Source data:
[start]

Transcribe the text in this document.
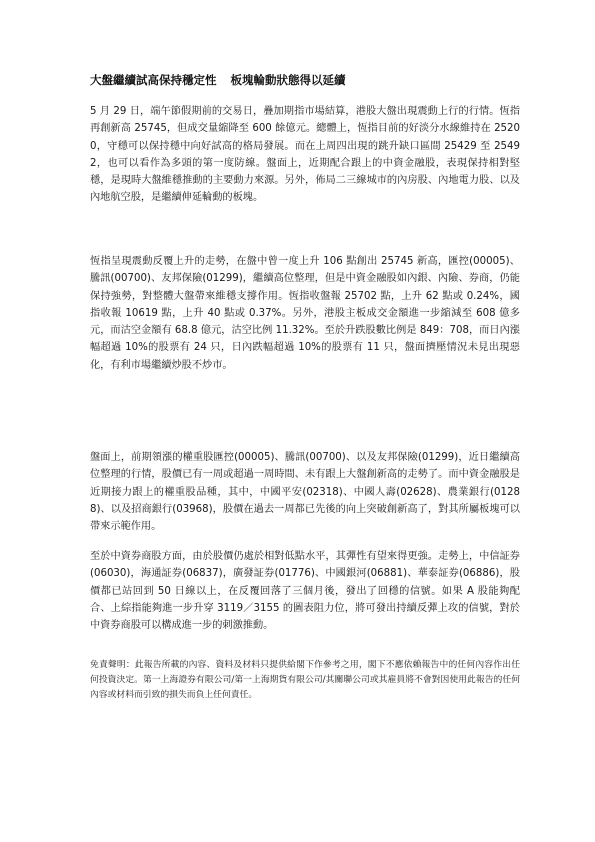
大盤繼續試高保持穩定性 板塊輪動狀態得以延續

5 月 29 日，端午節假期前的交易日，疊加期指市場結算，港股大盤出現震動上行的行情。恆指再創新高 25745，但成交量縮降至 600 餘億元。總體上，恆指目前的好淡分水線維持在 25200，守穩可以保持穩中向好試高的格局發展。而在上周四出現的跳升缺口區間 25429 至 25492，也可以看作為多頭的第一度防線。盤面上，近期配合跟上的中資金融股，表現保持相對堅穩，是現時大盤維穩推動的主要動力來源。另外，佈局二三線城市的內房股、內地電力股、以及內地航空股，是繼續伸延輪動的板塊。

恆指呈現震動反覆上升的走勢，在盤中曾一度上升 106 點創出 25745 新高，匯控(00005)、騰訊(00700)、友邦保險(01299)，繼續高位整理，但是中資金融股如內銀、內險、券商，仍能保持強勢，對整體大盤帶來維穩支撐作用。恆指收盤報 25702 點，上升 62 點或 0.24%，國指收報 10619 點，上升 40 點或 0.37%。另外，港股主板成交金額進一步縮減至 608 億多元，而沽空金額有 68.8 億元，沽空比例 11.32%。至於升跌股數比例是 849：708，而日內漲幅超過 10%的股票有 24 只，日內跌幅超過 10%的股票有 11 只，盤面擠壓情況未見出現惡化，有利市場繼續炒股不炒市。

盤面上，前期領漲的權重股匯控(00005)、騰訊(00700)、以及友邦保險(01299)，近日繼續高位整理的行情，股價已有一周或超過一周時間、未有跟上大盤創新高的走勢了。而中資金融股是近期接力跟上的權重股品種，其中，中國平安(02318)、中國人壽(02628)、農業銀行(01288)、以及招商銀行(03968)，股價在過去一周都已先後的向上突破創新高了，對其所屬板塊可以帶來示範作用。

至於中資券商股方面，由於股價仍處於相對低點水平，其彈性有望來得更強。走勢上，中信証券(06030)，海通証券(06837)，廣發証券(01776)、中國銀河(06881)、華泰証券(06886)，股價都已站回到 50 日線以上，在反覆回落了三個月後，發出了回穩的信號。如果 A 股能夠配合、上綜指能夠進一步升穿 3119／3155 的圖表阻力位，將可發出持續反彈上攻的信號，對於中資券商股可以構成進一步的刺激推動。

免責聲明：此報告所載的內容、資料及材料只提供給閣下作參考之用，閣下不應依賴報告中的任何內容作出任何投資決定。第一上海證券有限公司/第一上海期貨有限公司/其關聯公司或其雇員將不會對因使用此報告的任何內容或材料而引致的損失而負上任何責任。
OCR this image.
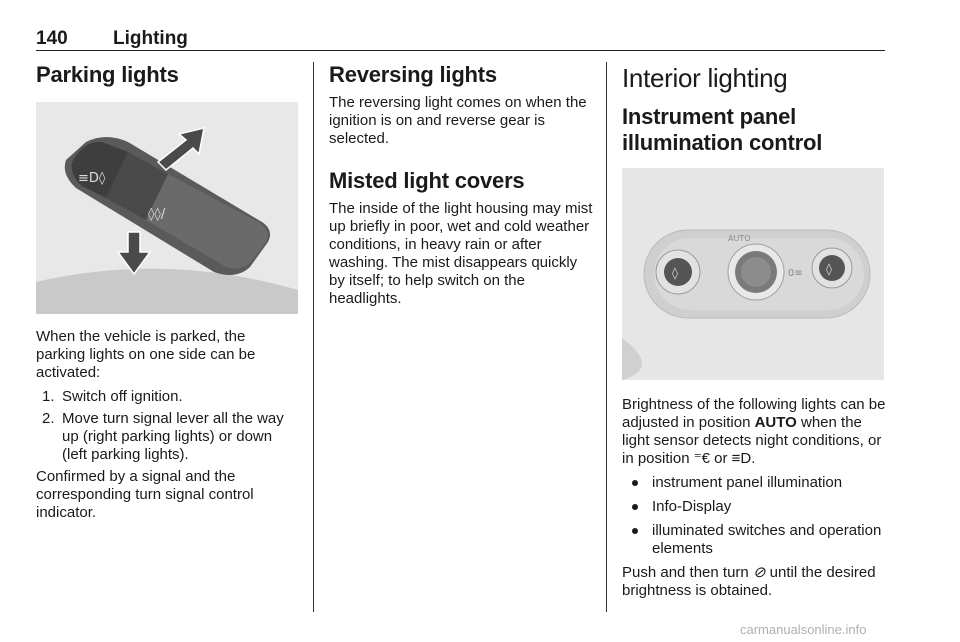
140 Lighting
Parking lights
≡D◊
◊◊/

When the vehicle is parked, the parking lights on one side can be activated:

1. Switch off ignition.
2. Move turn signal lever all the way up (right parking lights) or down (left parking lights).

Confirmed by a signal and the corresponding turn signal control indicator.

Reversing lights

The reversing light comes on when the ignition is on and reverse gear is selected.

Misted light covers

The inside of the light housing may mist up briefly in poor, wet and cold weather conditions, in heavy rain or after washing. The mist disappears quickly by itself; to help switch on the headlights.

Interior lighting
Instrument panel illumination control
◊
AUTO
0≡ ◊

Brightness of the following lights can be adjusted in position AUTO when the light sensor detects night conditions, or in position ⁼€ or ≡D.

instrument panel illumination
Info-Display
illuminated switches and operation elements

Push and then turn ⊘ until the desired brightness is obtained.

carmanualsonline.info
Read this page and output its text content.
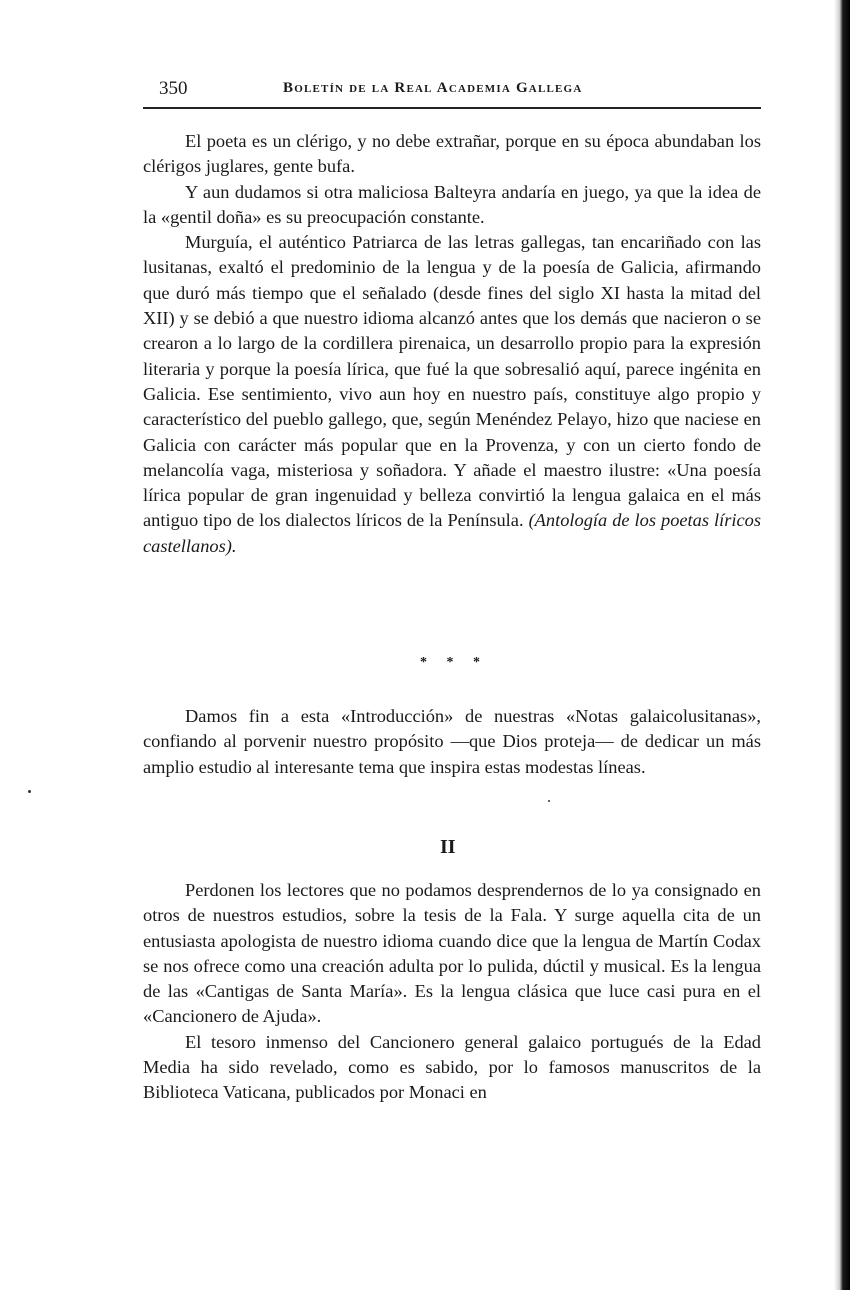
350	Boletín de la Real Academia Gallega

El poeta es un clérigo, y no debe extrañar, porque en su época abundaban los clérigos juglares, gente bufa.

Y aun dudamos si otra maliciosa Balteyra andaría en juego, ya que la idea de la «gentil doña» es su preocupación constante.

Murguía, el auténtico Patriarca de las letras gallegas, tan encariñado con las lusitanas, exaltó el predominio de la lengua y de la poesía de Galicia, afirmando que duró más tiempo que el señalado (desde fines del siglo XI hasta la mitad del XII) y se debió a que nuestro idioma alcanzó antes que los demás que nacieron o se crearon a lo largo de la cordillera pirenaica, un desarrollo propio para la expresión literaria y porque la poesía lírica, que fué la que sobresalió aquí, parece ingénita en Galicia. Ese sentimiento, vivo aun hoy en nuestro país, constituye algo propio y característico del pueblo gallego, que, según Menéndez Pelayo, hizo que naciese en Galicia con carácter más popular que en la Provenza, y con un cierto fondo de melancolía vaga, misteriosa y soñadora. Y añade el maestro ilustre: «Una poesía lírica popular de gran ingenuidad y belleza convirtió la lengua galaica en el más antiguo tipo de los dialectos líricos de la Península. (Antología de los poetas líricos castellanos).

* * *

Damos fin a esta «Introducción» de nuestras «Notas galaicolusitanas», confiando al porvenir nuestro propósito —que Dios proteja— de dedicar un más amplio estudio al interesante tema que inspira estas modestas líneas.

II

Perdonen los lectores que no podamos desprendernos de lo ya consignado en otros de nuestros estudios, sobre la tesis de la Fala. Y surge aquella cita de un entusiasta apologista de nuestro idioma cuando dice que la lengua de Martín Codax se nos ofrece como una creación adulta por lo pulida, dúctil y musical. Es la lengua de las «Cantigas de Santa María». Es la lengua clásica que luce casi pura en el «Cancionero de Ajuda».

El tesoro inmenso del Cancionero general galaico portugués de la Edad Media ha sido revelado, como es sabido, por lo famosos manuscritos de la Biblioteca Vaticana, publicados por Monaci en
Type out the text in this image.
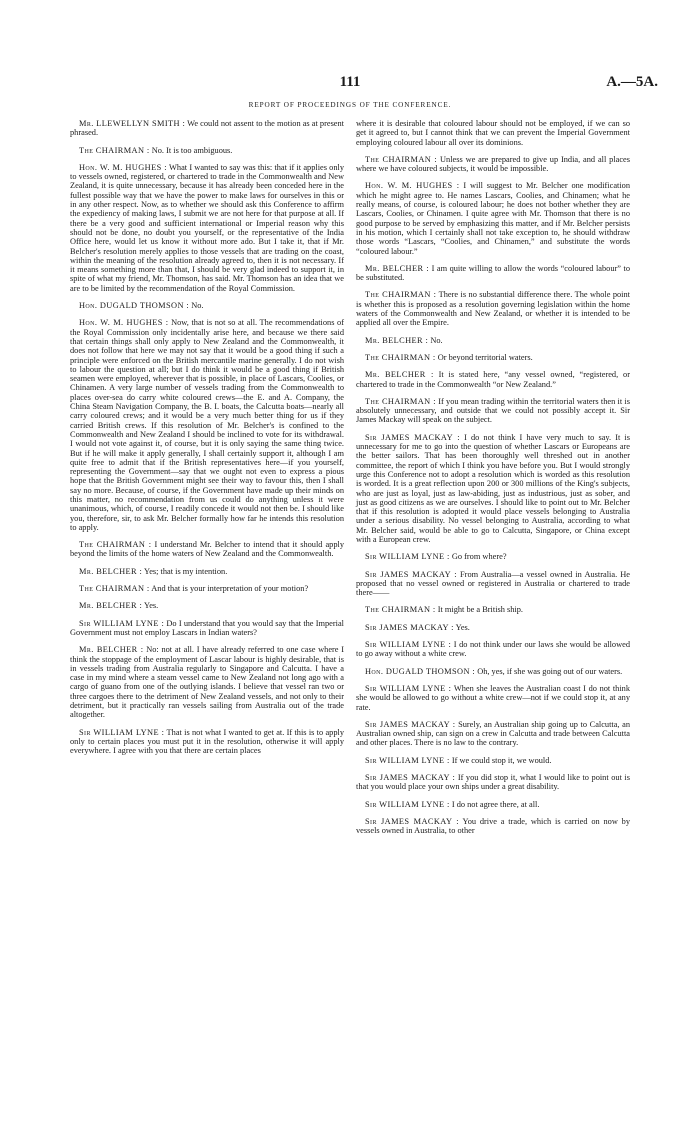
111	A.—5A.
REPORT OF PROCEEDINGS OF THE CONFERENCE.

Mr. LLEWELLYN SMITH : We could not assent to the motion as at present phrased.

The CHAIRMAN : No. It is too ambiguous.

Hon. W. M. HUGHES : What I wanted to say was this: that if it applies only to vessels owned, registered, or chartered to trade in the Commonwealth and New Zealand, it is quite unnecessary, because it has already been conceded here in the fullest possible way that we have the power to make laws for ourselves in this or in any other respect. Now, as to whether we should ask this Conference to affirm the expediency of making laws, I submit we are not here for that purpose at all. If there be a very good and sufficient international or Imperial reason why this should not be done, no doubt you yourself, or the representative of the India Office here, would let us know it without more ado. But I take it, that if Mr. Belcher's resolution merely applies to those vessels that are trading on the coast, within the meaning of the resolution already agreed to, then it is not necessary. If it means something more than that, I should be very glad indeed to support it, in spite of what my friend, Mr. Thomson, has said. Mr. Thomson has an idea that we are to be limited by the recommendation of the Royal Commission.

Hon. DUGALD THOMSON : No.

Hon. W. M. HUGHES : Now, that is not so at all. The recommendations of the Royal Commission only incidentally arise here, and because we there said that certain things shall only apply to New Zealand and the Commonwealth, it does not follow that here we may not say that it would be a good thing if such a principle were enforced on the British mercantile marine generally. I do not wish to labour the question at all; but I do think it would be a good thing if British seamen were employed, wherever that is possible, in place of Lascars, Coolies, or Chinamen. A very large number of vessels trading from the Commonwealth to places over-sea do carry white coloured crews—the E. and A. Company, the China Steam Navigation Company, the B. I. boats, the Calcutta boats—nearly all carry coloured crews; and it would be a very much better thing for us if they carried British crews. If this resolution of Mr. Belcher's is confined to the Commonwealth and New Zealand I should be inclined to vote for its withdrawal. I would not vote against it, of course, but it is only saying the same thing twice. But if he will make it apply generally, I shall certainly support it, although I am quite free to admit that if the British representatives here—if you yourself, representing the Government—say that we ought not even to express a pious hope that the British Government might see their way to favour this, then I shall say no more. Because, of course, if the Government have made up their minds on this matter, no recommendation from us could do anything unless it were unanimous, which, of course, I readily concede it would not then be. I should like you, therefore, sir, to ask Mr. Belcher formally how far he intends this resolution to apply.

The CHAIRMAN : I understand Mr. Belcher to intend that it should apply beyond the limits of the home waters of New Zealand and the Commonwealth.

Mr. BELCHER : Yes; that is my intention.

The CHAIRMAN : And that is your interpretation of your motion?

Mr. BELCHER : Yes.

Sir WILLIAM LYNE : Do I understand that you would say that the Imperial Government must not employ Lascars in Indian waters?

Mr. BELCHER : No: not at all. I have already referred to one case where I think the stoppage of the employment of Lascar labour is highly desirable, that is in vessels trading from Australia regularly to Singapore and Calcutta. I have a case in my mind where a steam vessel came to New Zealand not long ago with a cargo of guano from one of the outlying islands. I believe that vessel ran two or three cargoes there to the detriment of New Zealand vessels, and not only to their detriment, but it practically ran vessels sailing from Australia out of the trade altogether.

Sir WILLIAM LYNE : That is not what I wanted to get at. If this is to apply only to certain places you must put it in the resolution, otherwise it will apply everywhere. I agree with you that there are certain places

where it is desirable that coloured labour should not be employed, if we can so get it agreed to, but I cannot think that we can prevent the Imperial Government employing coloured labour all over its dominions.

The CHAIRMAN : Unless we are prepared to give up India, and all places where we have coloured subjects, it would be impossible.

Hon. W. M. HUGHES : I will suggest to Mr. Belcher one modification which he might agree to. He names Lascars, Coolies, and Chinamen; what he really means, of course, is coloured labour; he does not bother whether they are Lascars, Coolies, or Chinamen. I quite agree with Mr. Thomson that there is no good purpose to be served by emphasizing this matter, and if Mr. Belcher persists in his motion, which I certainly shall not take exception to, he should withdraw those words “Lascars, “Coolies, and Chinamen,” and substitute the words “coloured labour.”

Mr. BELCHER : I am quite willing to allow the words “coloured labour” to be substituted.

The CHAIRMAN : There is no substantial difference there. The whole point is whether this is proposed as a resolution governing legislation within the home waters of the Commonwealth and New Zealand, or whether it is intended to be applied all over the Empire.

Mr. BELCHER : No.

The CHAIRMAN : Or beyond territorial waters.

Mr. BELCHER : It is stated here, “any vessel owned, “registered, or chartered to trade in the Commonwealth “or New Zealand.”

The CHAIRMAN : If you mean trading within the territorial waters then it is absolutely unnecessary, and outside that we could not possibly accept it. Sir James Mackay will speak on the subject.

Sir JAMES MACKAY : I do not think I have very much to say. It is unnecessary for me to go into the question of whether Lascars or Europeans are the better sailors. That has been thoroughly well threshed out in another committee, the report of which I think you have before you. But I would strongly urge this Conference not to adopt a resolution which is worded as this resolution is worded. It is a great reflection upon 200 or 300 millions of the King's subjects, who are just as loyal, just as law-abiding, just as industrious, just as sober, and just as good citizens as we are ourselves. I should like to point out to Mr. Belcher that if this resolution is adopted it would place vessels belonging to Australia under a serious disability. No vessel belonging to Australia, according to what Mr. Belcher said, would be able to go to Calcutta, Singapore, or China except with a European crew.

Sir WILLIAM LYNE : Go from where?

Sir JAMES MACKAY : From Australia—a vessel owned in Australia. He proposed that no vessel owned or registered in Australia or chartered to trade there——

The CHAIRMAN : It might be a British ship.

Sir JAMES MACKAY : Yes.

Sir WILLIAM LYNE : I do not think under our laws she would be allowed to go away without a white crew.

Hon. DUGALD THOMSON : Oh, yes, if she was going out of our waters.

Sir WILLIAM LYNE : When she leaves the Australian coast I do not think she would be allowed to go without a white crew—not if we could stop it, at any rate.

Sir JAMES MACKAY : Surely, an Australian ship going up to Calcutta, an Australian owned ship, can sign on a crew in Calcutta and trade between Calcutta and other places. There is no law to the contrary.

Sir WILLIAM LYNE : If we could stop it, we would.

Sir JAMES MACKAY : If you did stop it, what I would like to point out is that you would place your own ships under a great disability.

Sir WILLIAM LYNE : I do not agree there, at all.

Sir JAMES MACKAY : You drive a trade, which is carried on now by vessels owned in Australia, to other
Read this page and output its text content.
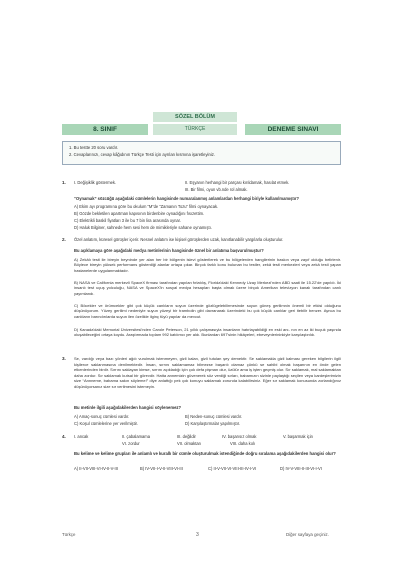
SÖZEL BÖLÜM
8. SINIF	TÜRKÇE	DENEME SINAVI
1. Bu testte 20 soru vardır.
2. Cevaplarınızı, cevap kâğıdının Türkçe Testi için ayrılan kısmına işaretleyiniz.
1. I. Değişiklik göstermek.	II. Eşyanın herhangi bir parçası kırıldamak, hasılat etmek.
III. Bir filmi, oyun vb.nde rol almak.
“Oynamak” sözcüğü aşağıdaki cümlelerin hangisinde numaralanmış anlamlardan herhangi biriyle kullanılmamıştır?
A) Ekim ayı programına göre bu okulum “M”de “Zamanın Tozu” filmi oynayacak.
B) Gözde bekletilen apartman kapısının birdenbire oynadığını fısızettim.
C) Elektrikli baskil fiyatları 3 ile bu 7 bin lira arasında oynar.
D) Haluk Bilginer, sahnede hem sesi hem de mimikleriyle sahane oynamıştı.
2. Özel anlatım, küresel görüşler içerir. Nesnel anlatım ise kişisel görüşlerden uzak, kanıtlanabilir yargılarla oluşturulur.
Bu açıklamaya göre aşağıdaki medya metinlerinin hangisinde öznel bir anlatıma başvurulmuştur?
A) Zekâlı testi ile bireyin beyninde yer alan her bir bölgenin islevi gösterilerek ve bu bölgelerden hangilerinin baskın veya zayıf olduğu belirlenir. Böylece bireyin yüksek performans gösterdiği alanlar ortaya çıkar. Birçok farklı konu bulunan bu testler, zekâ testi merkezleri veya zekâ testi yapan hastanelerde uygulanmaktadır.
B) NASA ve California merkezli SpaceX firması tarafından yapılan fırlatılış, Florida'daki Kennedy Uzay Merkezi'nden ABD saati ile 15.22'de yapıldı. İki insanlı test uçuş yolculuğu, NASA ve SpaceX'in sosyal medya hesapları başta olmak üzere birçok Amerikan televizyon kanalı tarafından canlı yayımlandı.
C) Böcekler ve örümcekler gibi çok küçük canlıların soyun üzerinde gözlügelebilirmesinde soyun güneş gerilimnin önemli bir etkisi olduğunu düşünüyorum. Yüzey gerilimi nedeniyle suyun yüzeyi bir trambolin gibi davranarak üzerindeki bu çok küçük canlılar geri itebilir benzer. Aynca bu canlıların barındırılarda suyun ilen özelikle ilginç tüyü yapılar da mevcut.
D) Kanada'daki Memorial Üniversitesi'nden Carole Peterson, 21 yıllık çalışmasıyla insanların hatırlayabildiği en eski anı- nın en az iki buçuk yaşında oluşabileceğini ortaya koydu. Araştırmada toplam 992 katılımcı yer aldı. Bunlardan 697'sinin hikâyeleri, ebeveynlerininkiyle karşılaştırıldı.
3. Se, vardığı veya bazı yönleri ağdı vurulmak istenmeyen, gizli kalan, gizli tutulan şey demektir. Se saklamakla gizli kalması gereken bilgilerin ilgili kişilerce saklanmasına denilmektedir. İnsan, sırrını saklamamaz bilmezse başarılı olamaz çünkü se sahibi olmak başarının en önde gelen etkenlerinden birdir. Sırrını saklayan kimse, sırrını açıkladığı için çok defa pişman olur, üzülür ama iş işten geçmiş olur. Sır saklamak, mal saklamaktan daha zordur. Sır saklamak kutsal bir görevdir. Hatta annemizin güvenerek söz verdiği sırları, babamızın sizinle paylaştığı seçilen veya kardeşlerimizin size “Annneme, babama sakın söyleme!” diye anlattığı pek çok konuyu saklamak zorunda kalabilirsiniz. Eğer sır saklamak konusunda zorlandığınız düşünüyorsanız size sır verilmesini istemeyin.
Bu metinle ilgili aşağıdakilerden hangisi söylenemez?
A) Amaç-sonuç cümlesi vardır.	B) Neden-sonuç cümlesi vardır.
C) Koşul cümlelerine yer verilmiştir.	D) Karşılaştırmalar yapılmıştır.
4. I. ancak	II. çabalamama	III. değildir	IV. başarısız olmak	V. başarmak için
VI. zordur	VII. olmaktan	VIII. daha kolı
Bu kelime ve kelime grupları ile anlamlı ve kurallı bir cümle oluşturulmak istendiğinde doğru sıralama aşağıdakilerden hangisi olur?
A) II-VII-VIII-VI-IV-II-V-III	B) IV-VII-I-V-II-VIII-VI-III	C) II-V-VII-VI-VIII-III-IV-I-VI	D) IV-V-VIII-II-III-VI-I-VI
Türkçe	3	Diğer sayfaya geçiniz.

[end]

Work required:
Above are the records. Copy every line in them holding "agreed".

Result below:
Hon. W. M. HUGHES : What I wanted to say was this: that if it applies only to vessels owned, registered, or chartered to trade in the Commonwealth and New Zealand, it is quite unnecessary, because it has already been conceded here in the fullest possible way that we have the power to make laws for ourselves in this or in any other respect. Now, as to whether we should ask this Conference to affirm the expediency of making laws, I submit we are not here for that purpose at all. If there be a very good and sufficient international or Imperial reason why this should not be done, no doubt you yourself, or the representative of the India Office here, would let us know it without more ado. But I take it, that if Mr. Belcher's resolution merely applies to those vessels that are trading on the coast, within the meaning of the resolution already agreed to, then it is not necessary. If it means something more than that, I should be very glad indeed to support it, in spite of what my friend, Mr. Thomson, has said. Mr. Thomson has an idea that we are to be limited by the recommendation of the Royal Commission.
where it is desirable that coloured labour should not be employed, if we can so get it agreed to, but I cannot think that we can prevent the Imperial Government employing coloured labour all over its dominions.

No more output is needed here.